> Record list:
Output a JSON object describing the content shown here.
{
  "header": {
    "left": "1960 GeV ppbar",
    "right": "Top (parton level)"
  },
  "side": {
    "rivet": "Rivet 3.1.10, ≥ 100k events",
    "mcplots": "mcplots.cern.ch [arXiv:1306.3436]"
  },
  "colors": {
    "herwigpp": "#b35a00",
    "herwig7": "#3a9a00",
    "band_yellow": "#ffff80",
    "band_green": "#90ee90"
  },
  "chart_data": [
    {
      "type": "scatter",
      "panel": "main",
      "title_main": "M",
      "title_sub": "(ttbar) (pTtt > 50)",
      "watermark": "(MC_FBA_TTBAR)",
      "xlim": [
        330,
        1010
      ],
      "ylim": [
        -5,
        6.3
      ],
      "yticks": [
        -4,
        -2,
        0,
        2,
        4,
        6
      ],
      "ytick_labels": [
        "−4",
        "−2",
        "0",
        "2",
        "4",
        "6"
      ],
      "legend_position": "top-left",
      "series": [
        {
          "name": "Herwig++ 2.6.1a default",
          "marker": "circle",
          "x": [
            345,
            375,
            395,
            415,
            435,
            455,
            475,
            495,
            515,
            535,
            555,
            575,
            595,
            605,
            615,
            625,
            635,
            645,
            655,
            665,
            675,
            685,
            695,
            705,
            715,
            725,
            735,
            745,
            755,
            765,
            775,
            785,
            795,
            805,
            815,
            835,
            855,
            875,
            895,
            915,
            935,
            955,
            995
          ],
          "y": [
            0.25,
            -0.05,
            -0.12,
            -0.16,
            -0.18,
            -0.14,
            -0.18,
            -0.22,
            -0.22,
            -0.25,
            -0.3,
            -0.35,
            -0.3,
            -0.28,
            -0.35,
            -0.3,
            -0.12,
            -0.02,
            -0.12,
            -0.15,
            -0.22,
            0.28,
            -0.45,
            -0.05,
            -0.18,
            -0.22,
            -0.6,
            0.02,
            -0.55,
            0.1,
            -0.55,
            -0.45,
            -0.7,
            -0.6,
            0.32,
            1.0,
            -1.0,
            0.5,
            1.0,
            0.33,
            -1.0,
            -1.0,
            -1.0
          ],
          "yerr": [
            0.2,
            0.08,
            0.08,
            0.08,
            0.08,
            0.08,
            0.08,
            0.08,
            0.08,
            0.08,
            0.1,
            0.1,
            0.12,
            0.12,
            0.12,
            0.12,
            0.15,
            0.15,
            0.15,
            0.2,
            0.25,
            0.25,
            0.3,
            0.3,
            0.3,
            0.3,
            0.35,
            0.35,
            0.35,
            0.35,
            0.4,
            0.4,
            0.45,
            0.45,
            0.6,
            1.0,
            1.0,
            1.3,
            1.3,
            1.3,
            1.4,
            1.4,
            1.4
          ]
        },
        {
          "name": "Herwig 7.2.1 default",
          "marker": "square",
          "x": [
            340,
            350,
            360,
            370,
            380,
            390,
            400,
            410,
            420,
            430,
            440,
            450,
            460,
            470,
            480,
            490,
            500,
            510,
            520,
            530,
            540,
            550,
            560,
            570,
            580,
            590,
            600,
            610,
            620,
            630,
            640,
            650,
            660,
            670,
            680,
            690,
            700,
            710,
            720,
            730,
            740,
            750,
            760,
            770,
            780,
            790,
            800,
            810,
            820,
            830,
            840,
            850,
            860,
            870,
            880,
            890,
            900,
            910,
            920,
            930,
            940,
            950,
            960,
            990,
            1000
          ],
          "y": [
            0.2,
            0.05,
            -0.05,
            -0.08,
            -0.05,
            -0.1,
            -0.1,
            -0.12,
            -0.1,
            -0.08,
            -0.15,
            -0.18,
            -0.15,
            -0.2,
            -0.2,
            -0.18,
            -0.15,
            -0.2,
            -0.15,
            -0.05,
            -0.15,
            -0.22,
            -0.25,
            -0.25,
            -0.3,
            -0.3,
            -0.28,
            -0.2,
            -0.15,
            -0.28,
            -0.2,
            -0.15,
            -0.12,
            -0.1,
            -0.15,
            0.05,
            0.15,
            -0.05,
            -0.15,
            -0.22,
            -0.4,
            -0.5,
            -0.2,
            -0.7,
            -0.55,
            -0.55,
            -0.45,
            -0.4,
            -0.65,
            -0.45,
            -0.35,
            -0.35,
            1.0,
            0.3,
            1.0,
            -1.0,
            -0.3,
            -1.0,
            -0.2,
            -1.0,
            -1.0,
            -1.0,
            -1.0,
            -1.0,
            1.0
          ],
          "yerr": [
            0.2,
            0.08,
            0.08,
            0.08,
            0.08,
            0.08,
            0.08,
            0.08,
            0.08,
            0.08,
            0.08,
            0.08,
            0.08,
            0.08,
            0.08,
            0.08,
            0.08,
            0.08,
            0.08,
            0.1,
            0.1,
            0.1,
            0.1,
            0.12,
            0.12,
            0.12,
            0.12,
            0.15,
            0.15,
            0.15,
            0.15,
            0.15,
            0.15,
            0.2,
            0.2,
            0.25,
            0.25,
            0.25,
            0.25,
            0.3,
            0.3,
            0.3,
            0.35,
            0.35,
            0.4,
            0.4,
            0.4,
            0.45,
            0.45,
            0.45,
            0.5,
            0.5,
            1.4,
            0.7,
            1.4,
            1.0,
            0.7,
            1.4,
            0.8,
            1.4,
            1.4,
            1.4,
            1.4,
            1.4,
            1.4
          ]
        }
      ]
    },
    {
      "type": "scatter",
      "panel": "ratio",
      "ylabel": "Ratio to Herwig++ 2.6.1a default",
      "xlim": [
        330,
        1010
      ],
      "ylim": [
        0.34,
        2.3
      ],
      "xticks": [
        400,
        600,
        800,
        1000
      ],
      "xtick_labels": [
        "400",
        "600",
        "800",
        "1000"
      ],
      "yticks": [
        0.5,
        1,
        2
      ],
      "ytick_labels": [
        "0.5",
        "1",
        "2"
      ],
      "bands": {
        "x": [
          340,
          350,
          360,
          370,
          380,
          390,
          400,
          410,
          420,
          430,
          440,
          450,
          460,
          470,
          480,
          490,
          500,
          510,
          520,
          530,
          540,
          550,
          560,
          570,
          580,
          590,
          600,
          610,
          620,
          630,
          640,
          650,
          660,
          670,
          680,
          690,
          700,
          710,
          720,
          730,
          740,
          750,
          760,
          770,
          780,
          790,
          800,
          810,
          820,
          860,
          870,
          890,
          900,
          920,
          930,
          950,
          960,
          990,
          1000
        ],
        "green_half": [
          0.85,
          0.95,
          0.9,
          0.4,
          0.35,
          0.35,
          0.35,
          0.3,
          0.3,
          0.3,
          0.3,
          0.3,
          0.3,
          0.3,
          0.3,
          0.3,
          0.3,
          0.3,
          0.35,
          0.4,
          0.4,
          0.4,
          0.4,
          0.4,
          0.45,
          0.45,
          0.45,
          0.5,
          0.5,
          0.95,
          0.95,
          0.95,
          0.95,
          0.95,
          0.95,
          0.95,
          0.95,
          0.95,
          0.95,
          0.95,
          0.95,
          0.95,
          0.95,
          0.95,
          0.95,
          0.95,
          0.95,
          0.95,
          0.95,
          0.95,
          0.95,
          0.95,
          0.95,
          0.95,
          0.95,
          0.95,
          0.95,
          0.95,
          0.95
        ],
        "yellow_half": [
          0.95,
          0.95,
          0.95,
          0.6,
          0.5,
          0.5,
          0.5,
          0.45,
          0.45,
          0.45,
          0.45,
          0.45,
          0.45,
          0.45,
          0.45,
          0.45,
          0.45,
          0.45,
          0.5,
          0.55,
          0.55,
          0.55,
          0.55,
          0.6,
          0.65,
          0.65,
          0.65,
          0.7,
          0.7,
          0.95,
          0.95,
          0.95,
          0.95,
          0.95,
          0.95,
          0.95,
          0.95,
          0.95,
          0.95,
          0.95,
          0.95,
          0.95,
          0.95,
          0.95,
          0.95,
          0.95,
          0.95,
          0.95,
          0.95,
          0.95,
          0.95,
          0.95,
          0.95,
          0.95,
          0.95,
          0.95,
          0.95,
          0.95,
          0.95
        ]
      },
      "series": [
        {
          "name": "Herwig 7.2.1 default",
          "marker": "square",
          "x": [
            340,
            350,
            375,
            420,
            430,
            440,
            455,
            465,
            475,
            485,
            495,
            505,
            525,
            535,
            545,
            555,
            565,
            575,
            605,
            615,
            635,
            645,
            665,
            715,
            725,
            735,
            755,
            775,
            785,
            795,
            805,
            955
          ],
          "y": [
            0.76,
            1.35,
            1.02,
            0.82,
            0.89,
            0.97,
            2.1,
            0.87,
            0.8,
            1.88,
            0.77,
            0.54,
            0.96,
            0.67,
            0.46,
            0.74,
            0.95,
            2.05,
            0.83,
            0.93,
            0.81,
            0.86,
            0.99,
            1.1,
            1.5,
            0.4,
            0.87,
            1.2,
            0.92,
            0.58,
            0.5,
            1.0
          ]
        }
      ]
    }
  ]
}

> Written exercise:
Work out how many lines of the listing above include the word "left". Reply with nothing but the count.

> Task result:
2